Task prompt: Select all lines in the records that include "arrow".

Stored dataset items
▽
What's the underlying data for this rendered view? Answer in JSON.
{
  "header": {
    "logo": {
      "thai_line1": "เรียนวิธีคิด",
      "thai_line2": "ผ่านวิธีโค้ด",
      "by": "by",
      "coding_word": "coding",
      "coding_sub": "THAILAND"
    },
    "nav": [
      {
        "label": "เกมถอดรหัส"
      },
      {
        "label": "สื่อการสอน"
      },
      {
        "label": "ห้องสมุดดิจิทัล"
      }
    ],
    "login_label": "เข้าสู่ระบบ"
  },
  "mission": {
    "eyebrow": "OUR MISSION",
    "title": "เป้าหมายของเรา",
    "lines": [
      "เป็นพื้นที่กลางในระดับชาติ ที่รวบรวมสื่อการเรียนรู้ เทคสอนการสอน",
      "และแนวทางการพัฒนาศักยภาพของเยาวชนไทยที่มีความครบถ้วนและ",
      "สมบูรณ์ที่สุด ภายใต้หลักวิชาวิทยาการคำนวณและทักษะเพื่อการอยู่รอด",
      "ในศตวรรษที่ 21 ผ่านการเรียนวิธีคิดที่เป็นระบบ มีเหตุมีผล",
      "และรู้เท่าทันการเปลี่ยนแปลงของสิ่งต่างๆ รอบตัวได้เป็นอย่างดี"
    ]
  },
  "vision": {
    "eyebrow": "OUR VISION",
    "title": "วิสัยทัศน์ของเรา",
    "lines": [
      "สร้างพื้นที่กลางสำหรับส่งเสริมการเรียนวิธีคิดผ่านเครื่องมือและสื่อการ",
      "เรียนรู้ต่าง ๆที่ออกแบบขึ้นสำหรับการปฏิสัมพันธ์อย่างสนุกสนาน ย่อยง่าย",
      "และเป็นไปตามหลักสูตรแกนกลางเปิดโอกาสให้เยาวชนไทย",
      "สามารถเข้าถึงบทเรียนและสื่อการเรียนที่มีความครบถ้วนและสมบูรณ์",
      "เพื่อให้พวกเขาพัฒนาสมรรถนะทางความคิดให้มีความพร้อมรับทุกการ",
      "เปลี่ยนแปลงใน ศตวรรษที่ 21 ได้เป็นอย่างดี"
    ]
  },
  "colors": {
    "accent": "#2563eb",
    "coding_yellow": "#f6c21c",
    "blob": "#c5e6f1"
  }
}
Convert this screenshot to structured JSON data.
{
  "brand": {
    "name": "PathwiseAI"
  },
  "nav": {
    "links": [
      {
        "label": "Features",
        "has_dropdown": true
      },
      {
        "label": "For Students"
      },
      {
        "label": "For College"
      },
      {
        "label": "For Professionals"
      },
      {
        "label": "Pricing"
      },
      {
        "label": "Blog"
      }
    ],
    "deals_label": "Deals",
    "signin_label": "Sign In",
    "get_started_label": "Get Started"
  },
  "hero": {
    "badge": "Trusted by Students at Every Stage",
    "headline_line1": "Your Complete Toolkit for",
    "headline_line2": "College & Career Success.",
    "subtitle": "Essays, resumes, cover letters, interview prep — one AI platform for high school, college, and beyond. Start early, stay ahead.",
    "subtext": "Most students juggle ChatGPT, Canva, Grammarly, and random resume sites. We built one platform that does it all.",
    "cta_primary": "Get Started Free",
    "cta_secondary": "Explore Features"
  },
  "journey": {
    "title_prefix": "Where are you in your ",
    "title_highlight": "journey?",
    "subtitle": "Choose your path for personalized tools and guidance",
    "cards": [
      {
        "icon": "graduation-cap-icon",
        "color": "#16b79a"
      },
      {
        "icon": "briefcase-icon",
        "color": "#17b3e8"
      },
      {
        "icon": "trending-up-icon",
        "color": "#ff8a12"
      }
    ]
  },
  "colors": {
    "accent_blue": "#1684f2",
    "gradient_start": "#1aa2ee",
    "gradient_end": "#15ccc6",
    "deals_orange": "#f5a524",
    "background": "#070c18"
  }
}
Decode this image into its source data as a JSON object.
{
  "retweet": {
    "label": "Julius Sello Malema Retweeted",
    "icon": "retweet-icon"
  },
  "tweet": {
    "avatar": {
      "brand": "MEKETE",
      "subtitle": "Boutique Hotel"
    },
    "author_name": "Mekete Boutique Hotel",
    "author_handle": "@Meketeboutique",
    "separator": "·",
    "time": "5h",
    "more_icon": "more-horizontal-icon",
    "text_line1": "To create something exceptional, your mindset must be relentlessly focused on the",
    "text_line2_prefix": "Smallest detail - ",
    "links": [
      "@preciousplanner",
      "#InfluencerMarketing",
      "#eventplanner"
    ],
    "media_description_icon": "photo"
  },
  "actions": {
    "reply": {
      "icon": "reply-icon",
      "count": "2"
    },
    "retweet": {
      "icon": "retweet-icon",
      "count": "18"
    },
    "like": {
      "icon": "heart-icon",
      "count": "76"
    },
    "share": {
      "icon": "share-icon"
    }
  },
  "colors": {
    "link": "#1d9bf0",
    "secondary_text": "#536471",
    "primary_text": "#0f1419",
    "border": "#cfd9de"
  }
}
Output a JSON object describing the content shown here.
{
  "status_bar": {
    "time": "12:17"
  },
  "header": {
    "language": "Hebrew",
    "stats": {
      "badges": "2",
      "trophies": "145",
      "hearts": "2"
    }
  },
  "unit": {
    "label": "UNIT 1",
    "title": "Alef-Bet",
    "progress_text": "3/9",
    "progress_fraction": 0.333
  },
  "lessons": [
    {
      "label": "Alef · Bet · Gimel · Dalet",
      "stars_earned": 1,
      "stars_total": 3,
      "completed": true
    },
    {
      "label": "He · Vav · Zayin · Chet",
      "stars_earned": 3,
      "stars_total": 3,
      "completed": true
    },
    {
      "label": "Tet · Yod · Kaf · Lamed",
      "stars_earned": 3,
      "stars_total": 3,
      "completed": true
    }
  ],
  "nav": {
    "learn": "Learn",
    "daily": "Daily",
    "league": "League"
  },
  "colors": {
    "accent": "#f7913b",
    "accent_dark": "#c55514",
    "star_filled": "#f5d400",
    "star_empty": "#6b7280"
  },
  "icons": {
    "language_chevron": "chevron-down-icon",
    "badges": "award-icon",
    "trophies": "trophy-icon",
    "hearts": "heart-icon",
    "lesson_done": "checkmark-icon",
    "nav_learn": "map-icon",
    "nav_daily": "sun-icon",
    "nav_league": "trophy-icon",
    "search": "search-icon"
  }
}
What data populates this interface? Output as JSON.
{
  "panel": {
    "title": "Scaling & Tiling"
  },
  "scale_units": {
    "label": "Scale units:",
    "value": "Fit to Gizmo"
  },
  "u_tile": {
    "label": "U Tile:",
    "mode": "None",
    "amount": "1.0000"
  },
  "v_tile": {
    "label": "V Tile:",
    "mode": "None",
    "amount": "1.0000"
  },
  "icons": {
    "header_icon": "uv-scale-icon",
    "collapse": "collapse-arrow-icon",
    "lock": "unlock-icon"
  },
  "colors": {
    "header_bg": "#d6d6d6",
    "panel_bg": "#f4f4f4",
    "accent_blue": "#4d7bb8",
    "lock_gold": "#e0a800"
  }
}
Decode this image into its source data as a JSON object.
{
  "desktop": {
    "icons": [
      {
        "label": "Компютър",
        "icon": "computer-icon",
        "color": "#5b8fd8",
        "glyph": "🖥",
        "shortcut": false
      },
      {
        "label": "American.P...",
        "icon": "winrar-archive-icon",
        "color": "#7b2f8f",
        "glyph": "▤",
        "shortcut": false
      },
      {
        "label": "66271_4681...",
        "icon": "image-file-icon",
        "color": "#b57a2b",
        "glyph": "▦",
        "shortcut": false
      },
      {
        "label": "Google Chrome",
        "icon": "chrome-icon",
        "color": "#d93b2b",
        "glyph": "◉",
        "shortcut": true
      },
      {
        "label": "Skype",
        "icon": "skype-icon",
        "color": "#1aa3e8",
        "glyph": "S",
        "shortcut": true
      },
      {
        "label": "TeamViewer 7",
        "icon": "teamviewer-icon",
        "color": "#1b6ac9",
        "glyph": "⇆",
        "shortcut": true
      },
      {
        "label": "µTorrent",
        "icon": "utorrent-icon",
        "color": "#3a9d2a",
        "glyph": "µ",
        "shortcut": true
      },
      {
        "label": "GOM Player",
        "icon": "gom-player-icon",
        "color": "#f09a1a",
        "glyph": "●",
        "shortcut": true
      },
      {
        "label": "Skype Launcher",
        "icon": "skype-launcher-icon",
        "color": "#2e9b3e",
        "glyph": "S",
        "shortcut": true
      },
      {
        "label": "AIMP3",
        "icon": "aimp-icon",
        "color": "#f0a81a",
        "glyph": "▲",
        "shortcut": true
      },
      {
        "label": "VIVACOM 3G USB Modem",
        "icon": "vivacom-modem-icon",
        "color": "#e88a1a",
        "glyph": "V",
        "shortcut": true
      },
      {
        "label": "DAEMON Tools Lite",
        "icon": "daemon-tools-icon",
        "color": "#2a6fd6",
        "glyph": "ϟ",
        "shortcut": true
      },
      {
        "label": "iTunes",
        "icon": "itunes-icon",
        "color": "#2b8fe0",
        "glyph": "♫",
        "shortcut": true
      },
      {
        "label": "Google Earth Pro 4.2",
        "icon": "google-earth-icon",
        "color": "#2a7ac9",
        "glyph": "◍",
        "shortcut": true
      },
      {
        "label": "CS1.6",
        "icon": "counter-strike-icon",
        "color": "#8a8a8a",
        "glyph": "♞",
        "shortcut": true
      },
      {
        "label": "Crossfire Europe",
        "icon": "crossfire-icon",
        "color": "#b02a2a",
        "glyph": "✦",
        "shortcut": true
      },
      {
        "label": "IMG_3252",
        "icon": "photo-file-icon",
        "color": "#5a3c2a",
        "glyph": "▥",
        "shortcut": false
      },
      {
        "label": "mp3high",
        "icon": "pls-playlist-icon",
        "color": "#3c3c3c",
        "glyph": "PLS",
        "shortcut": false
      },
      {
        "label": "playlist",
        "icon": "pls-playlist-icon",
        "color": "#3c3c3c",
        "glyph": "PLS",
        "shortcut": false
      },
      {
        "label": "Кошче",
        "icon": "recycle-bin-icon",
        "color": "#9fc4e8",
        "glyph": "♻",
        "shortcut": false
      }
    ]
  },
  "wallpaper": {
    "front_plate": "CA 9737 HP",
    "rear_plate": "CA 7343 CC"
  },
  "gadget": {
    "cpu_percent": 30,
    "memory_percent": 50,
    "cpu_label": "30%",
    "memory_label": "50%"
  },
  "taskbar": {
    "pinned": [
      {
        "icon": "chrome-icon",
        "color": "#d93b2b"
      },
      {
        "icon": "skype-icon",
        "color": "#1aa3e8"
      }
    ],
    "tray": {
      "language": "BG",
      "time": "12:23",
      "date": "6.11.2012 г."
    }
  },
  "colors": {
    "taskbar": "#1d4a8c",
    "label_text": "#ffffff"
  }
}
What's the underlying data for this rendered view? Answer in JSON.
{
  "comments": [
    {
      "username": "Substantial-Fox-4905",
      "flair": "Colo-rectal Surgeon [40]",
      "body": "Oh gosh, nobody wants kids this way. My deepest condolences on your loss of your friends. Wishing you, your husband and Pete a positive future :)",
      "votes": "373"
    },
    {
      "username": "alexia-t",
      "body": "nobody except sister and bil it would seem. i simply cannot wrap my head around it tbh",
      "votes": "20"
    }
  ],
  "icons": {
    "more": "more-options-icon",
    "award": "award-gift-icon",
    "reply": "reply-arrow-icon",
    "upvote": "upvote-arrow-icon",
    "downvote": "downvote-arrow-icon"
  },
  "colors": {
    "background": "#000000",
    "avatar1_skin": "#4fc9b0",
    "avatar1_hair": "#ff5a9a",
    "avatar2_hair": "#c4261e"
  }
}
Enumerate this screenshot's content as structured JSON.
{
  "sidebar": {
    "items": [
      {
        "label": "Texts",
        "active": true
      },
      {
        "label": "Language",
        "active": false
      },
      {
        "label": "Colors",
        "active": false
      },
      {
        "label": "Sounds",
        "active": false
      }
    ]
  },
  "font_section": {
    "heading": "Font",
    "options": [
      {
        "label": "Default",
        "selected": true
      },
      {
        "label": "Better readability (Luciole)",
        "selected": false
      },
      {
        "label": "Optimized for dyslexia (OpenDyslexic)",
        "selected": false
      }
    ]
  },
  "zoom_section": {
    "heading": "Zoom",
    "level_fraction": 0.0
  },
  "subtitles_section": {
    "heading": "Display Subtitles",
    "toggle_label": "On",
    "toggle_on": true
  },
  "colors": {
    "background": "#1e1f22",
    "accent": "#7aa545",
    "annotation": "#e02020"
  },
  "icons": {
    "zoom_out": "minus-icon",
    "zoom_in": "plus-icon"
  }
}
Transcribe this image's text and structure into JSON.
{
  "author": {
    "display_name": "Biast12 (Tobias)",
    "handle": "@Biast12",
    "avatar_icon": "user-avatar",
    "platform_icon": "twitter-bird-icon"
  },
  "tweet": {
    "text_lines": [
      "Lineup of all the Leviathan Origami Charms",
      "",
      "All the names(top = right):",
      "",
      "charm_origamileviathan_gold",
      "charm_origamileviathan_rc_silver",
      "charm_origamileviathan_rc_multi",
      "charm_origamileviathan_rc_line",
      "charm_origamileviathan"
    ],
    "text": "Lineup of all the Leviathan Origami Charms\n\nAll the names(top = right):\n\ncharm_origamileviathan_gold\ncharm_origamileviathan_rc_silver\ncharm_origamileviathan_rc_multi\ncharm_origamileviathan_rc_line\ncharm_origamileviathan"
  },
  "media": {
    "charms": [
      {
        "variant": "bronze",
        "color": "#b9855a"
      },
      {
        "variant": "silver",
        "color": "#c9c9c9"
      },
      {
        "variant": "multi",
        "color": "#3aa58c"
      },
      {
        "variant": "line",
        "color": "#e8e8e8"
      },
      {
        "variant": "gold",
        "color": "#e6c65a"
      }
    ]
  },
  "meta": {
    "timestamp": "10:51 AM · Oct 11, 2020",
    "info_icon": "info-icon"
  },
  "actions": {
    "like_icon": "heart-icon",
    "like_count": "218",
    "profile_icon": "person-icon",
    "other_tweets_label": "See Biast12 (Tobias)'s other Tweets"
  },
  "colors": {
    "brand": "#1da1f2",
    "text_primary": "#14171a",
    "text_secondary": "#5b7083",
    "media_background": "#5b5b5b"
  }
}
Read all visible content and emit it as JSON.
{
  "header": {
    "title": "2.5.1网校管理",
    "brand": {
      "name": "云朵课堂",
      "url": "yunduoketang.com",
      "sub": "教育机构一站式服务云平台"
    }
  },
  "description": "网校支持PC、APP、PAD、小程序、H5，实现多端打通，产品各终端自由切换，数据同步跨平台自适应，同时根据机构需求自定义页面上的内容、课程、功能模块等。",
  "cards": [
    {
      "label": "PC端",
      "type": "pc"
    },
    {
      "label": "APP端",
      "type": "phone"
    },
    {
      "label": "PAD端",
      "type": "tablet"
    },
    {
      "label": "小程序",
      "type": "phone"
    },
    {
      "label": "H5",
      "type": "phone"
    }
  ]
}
△
Result for this exercise:
    "collapse": "collapse-arrow-icon",
    "reply": "reply-arrow-icon",
    "upvote": "upvote-arrow-icon",
    "downvote": "downvote-arrow-icon"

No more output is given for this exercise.